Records
● ● ● ● ● ● ●
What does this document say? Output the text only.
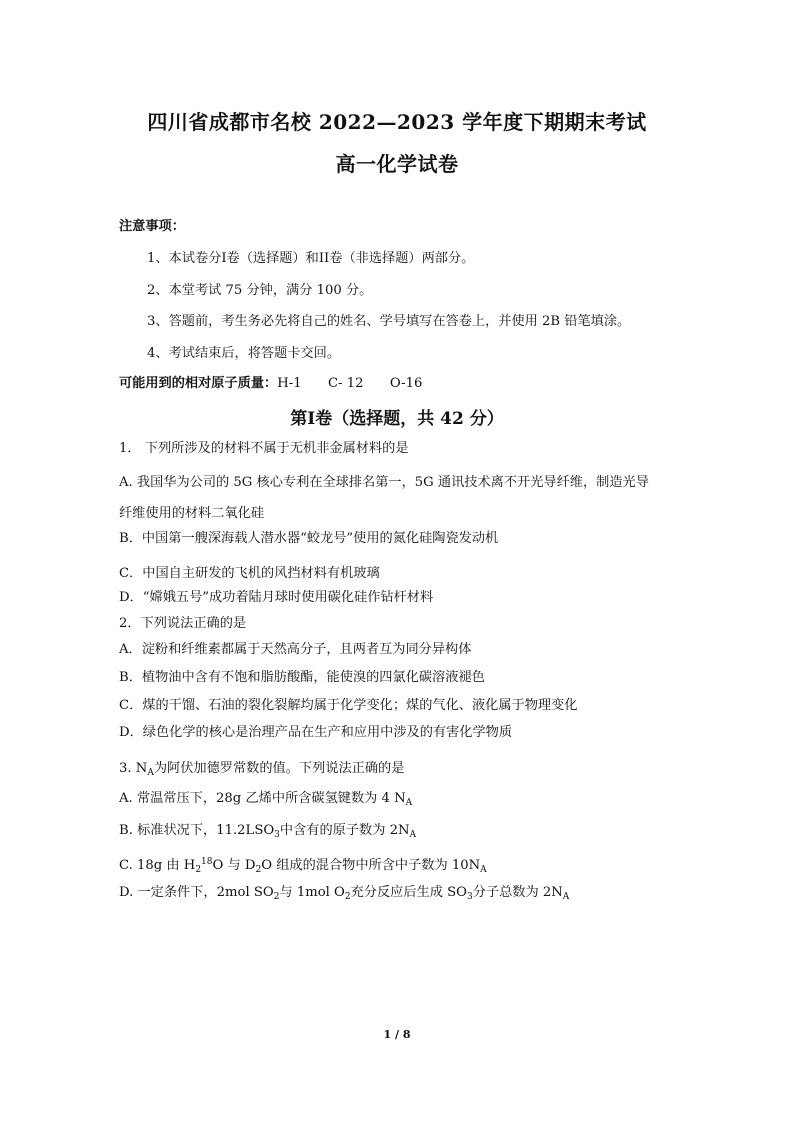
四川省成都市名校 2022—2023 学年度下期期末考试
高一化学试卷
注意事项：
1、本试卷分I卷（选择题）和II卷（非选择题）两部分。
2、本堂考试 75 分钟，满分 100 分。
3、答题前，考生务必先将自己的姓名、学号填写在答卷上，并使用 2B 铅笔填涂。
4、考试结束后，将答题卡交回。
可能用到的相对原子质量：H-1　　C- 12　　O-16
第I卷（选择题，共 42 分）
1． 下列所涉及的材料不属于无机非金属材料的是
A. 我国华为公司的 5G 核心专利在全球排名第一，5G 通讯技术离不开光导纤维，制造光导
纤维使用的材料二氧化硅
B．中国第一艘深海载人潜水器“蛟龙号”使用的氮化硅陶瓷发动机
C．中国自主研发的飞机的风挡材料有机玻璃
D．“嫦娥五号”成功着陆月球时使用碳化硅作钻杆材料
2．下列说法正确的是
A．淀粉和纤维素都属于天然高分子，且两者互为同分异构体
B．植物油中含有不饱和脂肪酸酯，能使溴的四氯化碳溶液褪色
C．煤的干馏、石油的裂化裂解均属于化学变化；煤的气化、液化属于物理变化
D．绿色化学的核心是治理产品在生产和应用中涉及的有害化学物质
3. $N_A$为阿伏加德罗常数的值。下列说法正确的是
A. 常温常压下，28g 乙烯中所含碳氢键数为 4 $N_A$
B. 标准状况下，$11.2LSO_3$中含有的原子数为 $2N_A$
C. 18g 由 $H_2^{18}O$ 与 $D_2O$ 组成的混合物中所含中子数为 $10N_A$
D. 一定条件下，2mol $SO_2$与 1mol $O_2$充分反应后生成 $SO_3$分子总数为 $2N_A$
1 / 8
● ● ● ● ● ● ●
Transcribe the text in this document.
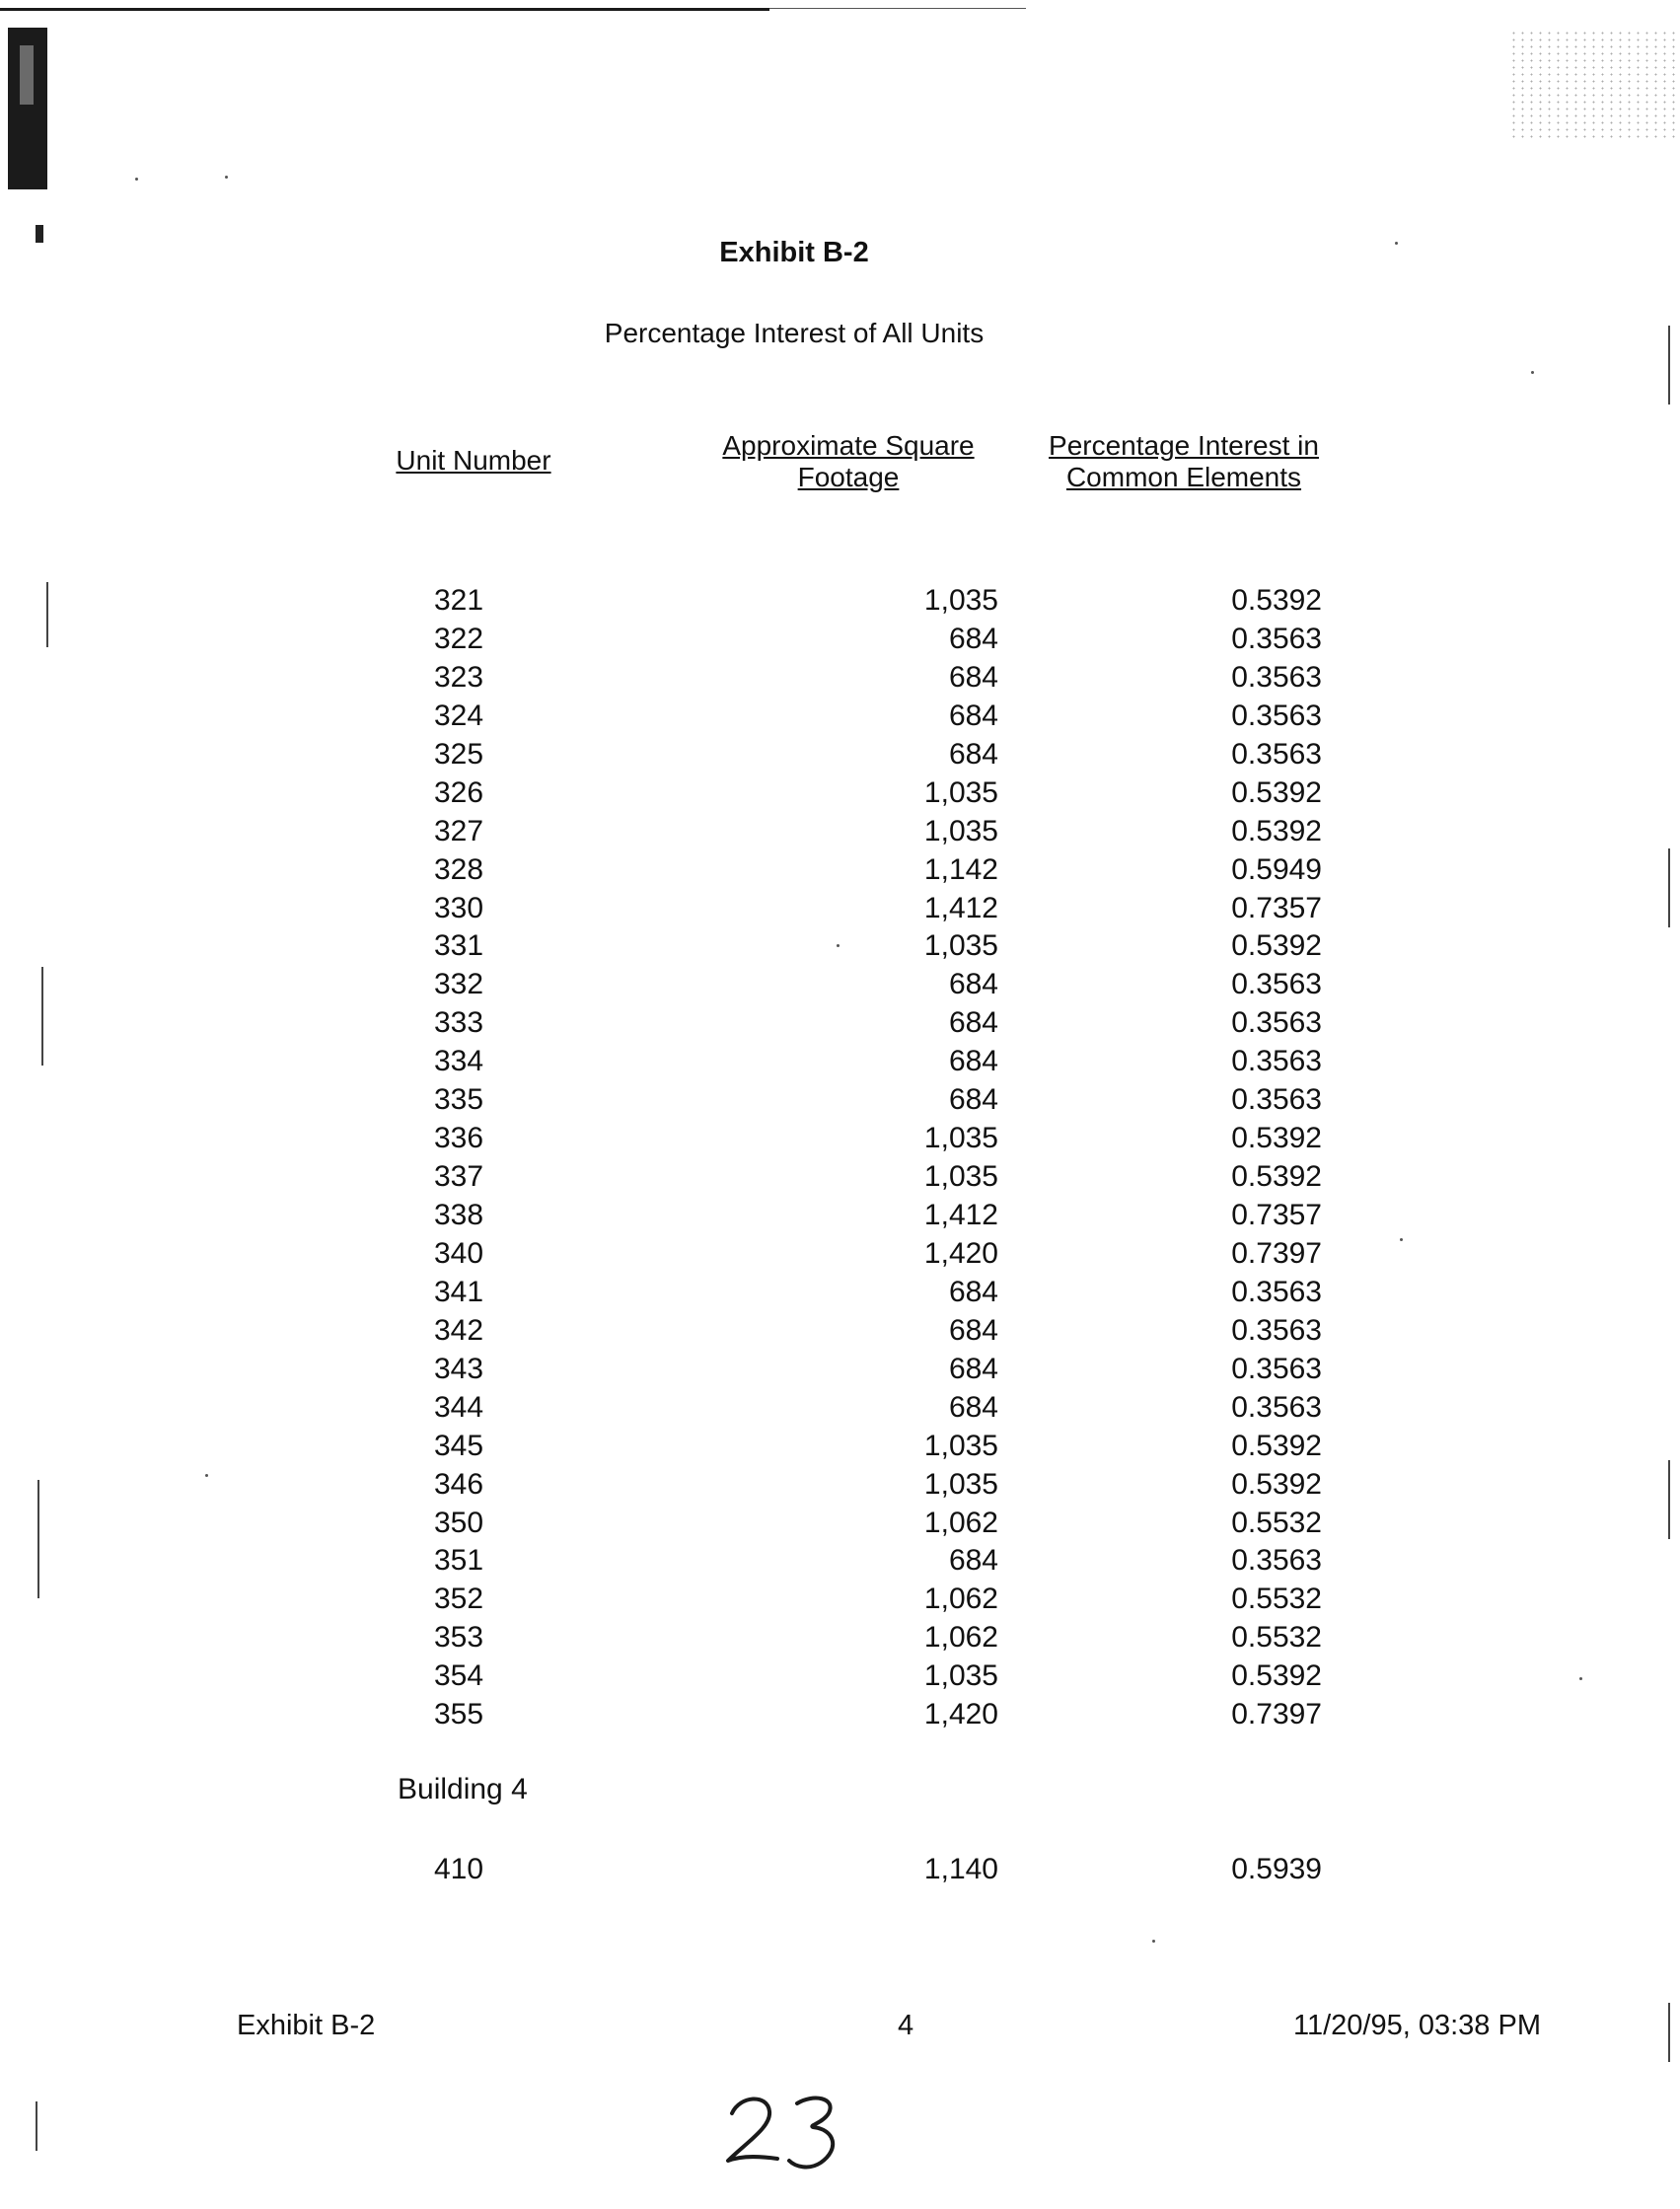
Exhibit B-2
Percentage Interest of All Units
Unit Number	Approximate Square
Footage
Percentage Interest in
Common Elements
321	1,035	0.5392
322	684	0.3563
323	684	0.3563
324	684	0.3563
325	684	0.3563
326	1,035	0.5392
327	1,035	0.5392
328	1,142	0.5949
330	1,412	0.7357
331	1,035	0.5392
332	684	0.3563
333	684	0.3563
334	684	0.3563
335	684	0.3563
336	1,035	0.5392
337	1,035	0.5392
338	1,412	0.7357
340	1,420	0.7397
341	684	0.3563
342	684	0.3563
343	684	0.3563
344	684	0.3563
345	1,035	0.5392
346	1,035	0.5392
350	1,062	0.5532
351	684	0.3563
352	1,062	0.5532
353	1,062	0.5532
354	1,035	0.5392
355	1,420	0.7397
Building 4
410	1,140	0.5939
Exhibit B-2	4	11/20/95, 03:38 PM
● ● ● ● ● ● ●
-- WORK TO BE COMPLETED --
Scan the data above and copy every line with "Interest" in it.

-- OUTPUT FOR THIS EXERCISE --
Percentage Interest of All Units
Percentage Interest in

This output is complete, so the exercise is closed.